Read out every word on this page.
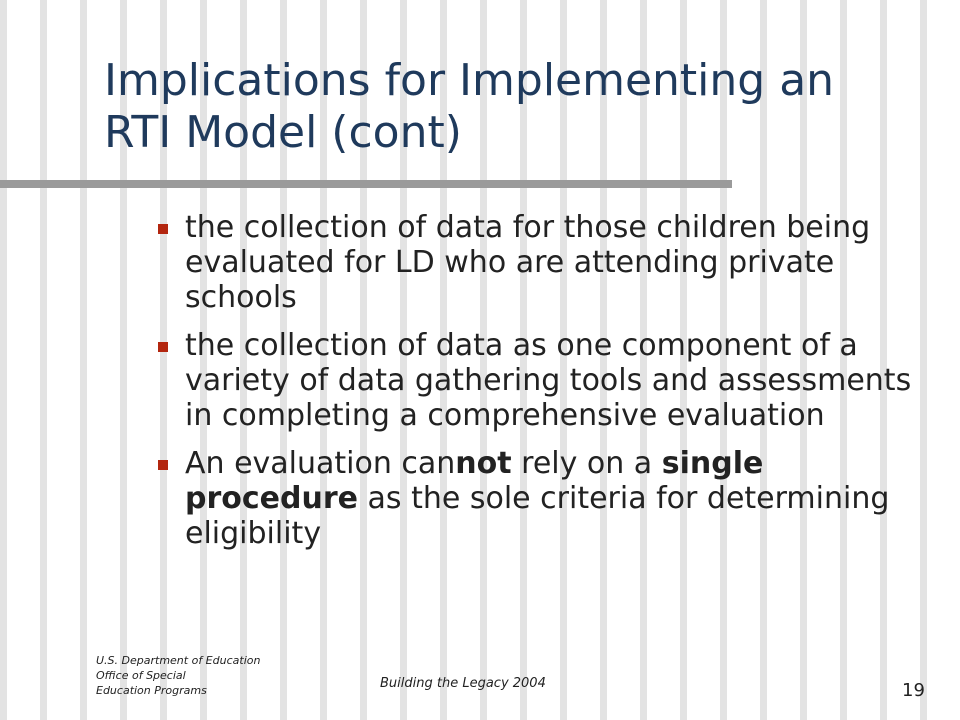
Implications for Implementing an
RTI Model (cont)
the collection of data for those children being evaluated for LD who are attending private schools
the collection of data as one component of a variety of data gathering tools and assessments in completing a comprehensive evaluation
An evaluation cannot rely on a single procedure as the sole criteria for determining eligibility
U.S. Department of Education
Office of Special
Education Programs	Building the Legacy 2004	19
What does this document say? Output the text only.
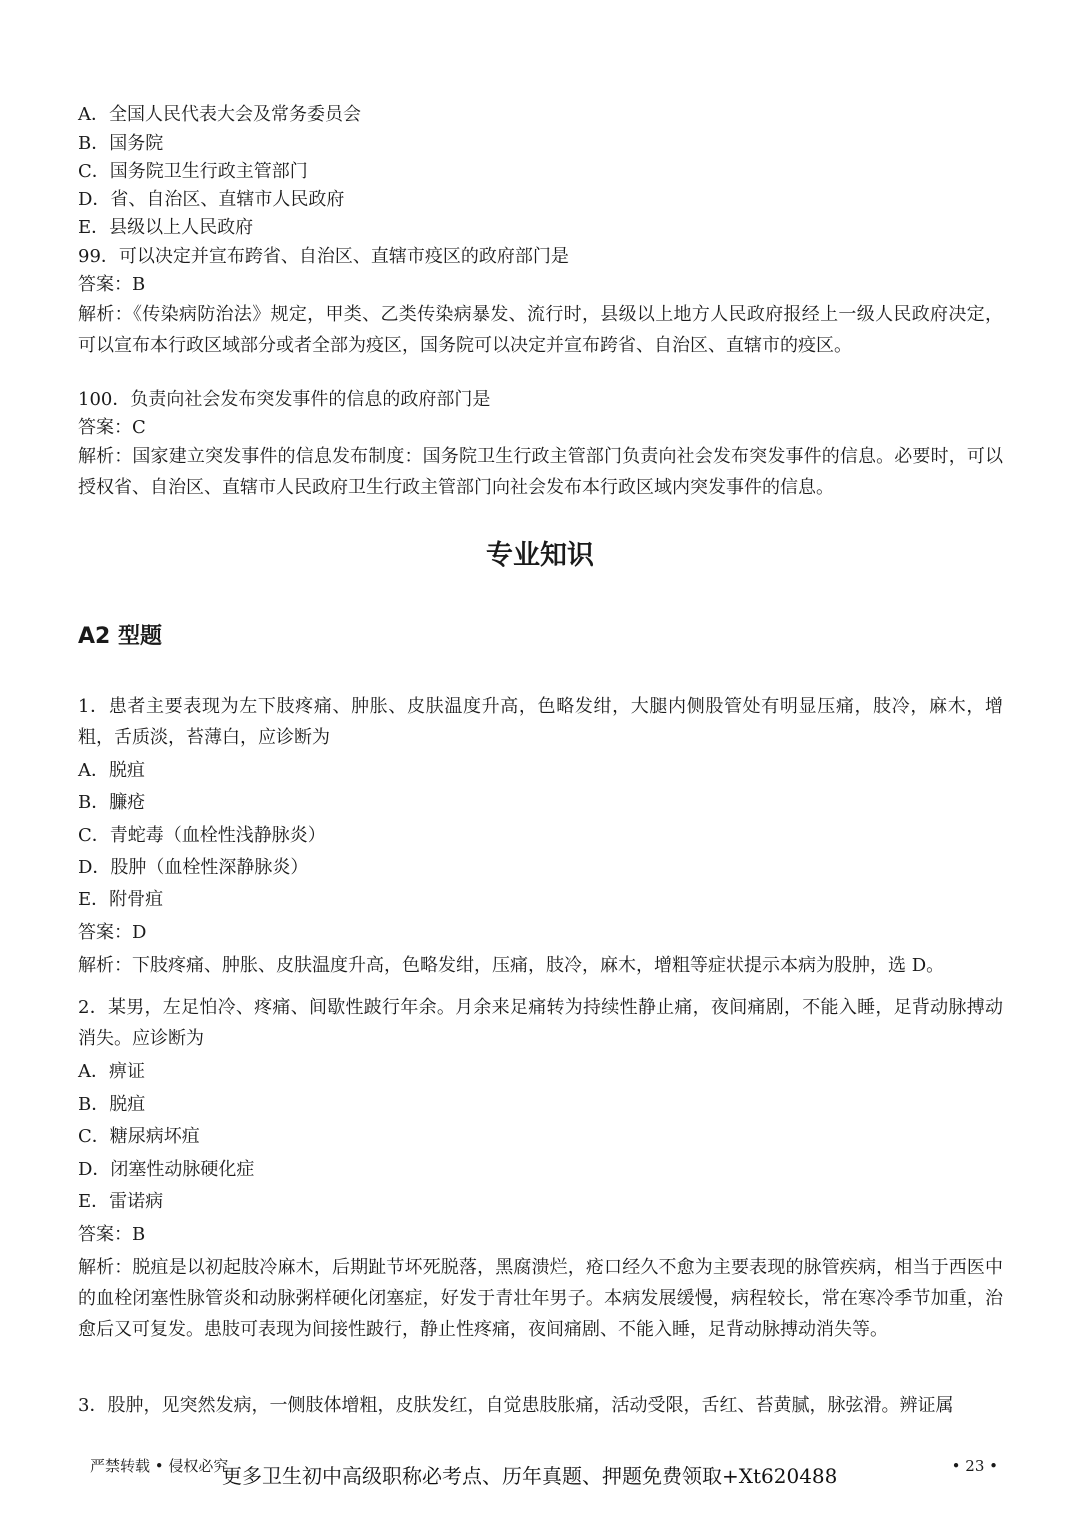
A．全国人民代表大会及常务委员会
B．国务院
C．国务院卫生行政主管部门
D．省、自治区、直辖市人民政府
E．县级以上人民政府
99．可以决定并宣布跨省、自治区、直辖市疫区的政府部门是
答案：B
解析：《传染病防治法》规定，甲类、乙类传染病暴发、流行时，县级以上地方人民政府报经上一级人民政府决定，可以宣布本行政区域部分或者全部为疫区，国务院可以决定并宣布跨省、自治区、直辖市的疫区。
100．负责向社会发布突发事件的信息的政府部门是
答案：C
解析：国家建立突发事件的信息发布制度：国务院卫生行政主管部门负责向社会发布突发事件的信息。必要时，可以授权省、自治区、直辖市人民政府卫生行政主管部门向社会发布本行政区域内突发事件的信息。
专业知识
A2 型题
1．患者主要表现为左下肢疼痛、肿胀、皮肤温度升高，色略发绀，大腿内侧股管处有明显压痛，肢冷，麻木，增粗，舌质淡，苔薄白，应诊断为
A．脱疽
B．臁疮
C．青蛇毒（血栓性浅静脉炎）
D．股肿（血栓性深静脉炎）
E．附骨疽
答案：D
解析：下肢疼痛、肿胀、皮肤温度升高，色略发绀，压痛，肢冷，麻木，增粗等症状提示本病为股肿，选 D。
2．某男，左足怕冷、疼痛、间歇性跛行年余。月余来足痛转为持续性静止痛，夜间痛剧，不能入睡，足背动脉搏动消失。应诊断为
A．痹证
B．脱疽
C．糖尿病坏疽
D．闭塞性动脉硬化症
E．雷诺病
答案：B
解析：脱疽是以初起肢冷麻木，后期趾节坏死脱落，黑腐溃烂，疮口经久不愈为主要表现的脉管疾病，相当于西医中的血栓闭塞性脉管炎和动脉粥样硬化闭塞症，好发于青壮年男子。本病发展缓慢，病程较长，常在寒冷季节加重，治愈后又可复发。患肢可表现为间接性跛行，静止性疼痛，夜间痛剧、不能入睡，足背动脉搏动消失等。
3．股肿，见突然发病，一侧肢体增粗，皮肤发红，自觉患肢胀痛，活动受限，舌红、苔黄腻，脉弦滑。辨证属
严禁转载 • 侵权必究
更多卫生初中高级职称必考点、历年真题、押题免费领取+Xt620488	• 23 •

--- REQUIRED TASK ---
Without including the pictures, reproduce all entries exactly.

--- SOLUTION TO THE EXERCISE ---
Read out every word on this page.
Implications for Implementing an
RTI Model (cont)
the collection of data for those children being evaluated for LD who are attending private schools
the collection of data as one component of a variety of data gathering tools and assessments in completing a comprehensive evaluation
An evaluation cannot rely on a single procedure as the sole criteria for determining eligibility
U.S. Department of Education
Office of Special
Education Programs	Building the Legacy 2004	19
What does this document say? Output the text only.
A．全国人民代表大会及常务委员会
B．国务院
C．国务院卫生行政主管部门
D．省、自治区、直辖市人民政府
E．县级以上人民政府
99．可以决定并宣布跨省、自治区、直辖市疫区的政府部门是
答案：B
解析：《传染病防治法》规定，甲类、乙类传染病暴发、流行时，县级以上地方人民政府报经上一级人民政府决定，可以宣布本行政区域部分或者全部为疫区，国务院可以决定并宣布跨省、自治区、直辖市的疫区。
100．负责向社会发布突发事件的信息的政府部门是
答案：C
解析：国家建立突发事件的信息发布制度：国务院卫生行政主管部门负责向社会发布突发事件的信息。必要时，可以授权省、自治区、直辖市人民政府卫生行政主管部门向社会发布本行政区域内突发事件的信息。
专业知识
A2 型题
1．患者主要表现为左下肢疼痛、肿胀、皮肤温度升高，色略发绀，大腿内侧股管处有明显压痛，肢冷，麻木，增粗，舌质淡，苔薄白，应诊断为
A．脱疽
B．臁疮
C．青蛇毒（血栓性浅静脉炎）
D．股肿（血栓性深静脉炎）
E．附骨疽
答案：D
解析：下肢疼痛、肿胀、皮肤温度升高，色略发绀，压痛，肢冷，麻木，增粗等症状提示本病为股肿，选 D。
2．某男，左足怕冷、疼痛、间歇性跛行年余。月余来足痛转为持续性静止痛，夜间痛剧，不能入睡，足背动脉搏动消失。应诊断为
A．痹证
B．脱疽
C．糖尿病坏疽
D．闭塞性动脉硬化症
E．雷诺病
答案：B
解析：脱疽是以初起肢冷麻木，后期趾节坏死脱落，黑腐溃烂，疮口经久不愈为主要表现的脉管疾病，相当于西医中的血栓闭塞性脉管炎和动脉粥样硬化闭塞症，好发于青壮年男子。本病发展缓慢，病程较长，常在寒冷季节加重，治愈后又可复发。患肢可表现为间接性跛行，静止性疼痛，夜间痛剧、不能入睡，足背动脉搏动消失等。
3．股肿，见突然发病，一侧肢体增粗，皮肤发红，自觉患肢胀痛，活动受限，舌红、苔黄腻，脉弦滑。辨证属
严禁转载 • 侵权必究
更多卫生初中高级职称必考点、历年真题、押题免费领取+Xt620488	• 23 •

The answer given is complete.